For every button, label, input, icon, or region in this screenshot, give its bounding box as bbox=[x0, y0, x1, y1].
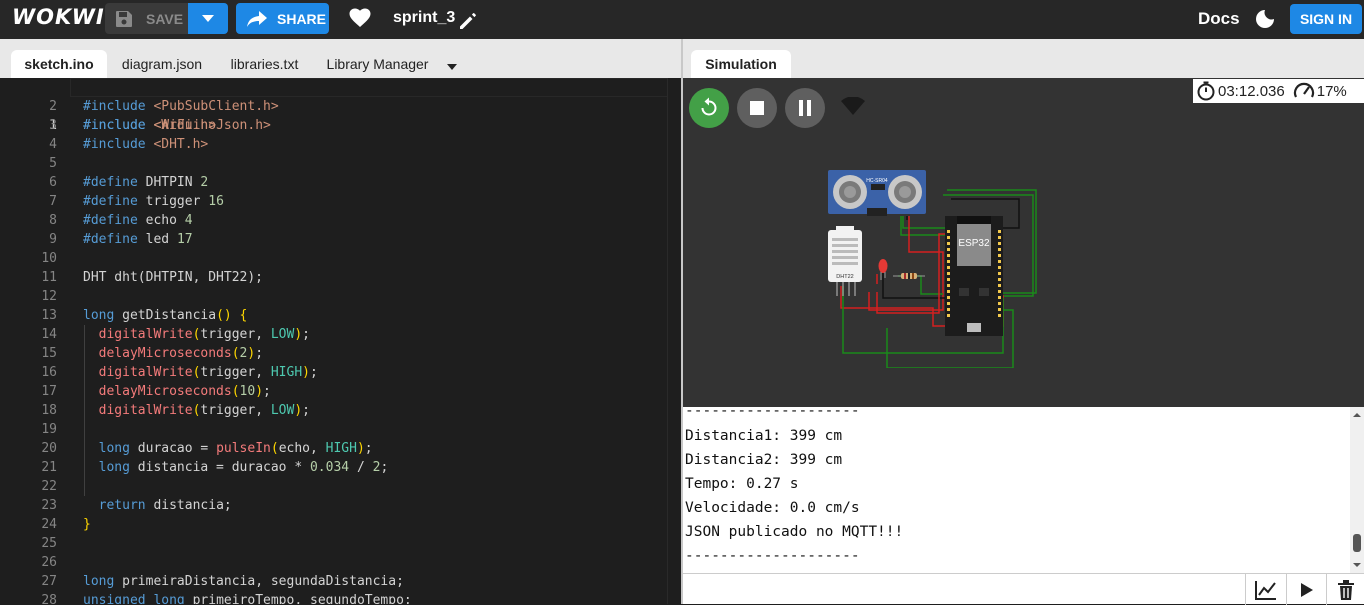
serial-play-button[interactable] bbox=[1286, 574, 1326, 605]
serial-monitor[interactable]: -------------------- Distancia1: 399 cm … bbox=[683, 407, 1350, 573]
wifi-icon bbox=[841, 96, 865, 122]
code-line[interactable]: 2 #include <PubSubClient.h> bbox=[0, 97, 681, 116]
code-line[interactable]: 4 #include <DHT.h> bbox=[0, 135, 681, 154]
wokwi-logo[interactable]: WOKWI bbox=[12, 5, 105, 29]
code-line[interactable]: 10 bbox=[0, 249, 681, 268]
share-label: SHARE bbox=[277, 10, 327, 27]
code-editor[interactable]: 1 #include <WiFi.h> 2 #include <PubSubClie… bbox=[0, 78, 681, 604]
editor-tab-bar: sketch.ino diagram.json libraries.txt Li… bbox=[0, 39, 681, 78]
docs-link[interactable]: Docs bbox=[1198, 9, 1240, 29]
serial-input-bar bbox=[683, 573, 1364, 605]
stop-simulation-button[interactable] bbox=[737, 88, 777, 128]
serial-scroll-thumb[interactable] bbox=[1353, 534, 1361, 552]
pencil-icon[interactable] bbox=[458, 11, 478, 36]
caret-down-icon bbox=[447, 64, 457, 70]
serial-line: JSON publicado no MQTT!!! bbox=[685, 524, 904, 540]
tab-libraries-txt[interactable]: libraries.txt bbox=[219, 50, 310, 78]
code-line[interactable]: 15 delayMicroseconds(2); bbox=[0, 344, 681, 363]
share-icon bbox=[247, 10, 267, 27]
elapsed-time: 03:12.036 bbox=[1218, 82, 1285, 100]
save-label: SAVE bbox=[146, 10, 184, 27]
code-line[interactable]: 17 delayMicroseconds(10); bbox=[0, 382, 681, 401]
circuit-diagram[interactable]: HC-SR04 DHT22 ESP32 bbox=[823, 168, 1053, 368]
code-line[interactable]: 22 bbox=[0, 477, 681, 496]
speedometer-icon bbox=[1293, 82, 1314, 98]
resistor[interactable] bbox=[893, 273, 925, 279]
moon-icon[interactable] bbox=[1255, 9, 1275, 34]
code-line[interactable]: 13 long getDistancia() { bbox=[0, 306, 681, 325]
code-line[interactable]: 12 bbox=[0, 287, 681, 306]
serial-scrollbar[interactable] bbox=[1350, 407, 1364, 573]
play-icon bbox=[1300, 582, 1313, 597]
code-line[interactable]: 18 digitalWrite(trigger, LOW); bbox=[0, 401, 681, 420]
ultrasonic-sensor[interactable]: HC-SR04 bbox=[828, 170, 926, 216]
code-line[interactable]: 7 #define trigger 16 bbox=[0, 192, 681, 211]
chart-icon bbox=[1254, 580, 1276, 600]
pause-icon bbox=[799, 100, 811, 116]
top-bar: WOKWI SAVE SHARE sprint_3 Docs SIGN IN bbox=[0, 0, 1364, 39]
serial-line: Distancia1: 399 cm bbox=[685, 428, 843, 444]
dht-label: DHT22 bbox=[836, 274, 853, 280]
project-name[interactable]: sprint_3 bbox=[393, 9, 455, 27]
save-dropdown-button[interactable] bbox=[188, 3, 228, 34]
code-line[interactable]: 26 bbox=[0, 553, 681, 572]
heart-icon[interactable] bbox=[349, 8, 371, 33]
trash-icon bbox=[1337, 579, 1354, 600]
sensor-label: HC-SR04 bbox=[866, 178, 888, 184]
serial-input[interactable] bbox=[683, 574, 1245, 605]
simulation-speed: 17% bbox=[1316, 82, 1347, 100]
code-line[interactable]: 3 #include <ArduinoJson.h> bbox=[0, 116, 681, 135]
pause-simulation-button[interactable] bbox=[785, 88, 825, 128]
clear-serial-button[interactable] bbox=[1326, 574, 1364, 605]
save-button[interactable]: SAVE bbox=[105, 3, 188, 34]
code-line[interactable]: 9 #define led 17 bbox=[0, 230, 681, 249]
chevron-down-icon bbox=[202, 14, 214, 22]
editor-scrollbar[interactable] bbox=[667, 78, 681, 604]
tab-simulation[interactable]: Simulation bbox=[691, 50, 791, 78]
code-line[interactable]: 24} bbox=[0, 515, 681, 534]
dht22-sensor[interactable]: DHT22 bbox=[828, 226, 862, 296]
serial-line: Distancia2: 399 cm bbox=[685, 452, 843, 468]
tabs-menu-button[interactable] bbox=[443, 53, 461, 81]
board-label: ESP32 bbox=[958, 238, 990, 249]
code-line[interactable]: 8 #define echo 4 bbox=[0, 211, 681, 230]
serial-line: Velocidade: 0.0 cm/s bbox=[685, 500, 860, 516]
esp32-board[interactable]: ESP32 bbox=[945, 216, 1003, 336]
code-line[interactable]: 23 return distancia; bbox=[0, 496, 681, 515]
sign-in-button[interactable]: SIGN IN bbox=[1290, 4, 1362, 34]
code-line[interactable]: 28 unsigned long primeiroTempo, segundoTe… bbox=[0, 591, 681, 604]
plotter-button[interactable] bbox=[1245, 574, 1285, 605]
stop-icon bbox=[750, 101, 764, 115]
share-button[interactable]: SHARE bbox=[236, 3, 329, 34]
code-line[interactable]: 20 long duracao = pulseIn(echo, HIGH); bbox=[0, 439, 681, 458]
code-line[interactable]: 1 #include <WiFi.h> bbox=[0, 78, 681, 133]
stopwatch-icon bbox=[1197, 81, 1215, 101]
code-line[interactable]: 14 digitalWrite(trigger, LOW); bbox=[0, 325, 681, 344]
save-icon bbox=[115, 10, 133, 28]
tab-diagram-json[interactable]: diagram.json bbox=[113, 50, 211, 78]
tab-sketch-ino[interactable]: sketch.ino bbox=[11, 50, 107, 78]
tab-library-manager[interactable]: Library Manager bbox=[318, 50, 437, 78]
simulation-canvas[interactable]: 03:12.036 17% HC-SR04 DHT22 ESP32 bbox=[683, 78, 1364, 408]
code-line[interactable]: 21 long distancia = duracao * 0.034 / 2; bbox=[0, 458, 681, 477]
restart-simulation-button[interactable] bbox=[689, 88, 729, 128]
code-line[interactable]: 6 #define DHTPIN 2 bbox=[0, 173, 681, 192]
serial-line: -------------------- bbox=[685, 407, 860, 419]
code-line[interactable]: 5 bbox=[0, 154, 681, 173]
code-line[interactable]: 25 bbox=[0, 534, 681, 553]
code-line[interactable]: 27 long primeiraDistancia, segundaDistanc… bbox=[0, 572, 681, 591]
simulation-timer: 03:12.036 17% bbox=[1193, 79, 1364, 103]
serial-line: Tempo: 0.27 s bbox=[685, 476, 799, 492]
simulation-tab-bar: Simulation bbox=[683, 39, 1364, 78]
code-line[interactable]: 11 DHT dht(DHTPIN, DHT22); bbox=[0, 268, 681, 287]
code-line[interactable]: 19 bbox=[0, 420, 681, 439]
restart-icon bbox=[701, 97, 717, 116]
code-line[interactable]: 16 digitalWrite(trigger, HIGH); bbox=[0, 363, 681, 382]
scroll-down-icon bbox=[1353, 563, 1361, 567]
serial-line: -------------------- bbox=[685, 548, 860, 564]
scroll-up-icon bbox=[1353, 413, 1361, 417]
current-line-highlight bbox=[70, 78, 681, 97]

○ ○ ○ ○

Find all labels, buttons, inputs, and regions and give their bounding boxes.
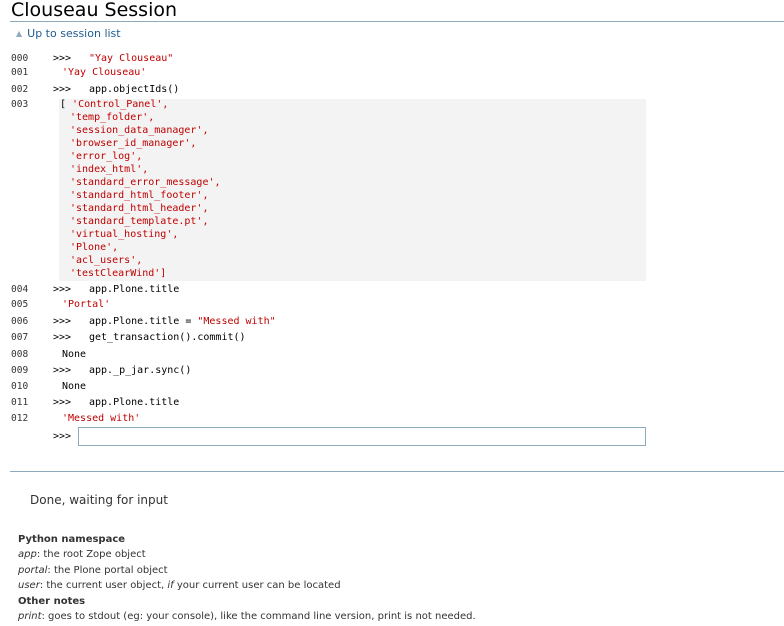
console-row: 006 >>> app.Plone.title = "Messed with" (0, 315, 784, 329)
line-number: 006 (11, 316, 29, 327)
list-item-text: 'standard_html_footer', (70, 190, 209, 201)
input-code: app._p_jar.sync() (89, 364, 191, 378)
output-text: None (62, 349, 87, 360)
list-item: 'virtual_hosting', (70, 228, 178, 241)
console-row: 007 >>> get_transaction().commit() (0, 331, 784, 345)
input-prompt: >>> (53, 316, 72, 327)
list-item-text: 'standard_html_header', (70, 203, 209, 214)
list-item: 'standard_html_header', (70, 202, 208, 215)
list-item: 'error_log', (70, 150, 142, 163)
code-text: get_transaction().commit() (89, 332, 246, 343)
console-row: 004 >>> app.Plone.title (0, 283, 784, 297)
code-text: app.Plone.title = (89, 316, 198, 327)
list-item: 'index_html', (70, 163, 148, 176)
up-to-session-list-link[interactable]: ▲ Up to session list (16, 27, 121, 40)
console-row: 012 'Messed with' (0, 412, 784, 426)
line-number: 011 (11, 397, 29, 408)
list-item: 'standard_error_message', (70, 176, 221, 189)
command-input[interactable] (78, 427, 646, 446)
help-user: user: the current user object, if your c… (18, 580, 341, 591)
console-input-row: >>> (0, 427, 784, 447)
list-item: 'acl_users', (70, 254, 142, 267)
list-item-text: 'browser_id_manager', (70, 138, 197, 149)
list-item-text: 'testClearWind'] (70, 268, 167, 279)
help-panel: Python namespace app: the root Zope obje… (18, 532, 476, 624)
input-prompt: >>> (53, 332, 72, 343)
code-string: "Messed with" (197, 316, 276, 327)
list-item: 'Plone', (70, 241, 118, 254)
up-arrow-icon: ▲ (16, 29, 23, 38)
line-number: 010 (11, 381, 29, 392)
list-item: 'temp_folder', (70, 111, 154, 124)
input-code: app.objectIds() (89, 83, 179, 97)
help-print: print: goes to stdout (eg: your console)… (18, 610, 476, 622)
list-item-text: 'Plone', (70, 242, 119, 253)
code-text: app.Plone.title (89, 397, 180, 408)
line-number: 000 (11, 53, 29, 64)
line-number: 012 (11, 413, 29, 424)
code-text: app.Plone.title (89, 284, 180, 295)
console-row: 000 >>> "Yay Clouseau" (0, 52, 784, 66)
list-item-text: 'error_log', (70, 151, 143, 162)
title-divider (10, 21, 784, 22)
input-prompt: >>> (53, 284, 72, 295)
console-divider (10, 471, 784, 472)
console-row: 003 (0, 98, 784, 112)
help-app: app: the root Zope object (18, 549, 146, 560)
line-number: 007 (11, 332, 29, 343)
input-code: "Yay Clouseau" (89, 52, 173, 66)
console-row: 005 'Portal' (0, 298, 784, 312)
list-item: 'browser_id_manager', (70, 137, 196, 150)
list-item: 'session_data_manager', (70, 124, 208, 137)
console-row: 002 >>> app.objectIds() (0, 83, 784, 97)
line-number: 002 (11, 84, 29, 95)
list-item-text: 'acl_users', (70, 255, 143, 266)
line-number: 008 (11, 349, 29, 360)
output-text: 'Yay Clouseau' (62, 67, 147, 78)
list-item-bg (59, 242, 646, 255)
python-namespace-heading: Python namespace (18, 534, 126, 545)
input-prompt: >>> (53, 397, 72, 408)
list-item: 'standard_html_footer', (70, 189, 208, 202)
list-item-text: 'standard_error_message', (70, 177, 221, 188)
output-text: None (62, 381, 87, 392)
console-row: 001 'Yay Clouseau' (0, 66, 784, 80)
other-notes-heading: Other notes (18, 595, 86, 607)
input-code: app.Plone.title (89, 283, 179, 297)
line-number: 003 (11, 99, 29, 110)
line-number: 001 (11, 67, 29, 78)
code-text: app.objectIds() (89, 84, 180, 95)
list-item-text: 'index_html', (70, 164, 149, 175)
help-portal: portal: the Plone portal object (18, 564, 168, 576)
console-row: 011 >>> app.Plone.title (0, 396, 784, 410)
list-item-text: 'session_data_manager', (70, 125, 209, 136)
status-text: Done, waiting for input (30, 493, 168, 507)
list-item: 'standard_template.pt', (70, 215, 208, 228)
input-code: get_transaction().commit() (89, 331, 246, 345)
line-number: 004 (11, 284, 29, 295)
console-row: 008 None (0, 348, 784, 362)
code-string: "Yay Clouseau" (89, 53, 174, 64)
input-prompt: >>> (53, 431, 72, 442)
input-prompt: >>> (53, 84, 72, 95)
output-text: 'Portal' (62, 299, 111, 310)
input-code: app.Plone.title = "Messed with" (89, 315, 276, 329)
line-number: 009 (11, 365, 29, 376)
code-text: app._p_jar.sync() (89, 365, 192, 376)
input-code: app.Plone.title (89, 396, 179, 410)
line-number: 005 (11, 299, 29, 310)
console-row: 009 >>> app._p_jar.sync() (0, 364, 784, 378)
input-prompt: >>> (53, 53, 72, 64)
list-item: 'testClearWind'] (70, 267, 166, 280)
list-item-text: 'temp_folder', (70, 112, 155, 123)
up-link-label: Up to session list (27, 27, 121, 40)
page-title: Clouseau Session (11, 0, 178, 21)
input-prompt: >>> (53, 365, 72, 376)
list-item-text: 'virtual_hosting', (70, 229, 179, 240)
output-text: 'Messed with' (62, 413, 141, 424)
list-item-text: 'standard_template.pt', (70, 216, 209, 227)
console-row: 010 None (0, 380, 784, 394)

○ ○ ○ ○

_What you have to do:_ In the stretch of entries from the line containing "serial-play-button[interactable] bbox=[1286, 574, 1326, 605]" through the line containing "save-label: SAVE bbox=[146, 10, 184, 27]", replace "code-line" with "source-line" and give those lines again, leaving everything else unchanged.

_Finished exercise:_
serial-play-button[interactable] bbox=[1286, 574, 1326, 605]
serial-monitor[interactable]: -------------------- Distancia1: 399 cm … bbox=[683, 407, 1350, 573]
wifi-icon bbox=[841, 96, 865, 122]
source-line[interactable]: 2 #include <PubSubClient.h> bbox=[0, 97, 681, 116]
source-line[interactable]: 4 #include <DHT.h> bbox=[0, 135, 681, 154]
wokwi-logo[interactable]: WOKWI bbox=[12, 5, 105, 29]
source-line[interactable]: 10 bbox=[0, 249, 681, 268]
share-label: SHARE bbox=[277, 10, 327, 27]
code-editor[interactable]: 1 #include <WiFi.h> 2 #include <PubSubClie… bbox=[0, 78, 681, 604]
editor-tab-bar: sketch.ino diagram.json libraries.txt Li… bbox=[0, 39, 681, 78]
docs-link[interactable]: Docs bbox=[1198, 9, 1240, 29]
serial-input-bar bbox=[683, 573, 1364, 605]
stop-simulation-button[interactable] bbox=[737, 88, 777, 128]
serial-scroll-thumb[interactable] bbox=[1353, 534, 1361, 552]
pencil-icon[interactable] bbox=[458, 11, 478, 36]
caret-down-icon bbox=[447, 64, 457, 70]
serial-line: JSON publicado no MQTT!!! bbox=[685, 524, 904, 540]
tab-libraries-txt[interactable]: libraries.txt bbox=[219, 50, 310, 78]
source-line[interactable]: 15 delayMicroseconds(2); bbox=[0, 344, 681, 363]
share-icon bbox=[247, 10, 267, 27]
elapsed-time: 03:12.036 bbox=[1218, 82, 1285, 100]
save-label: SAVE bbox=[146, 10, 184, 27]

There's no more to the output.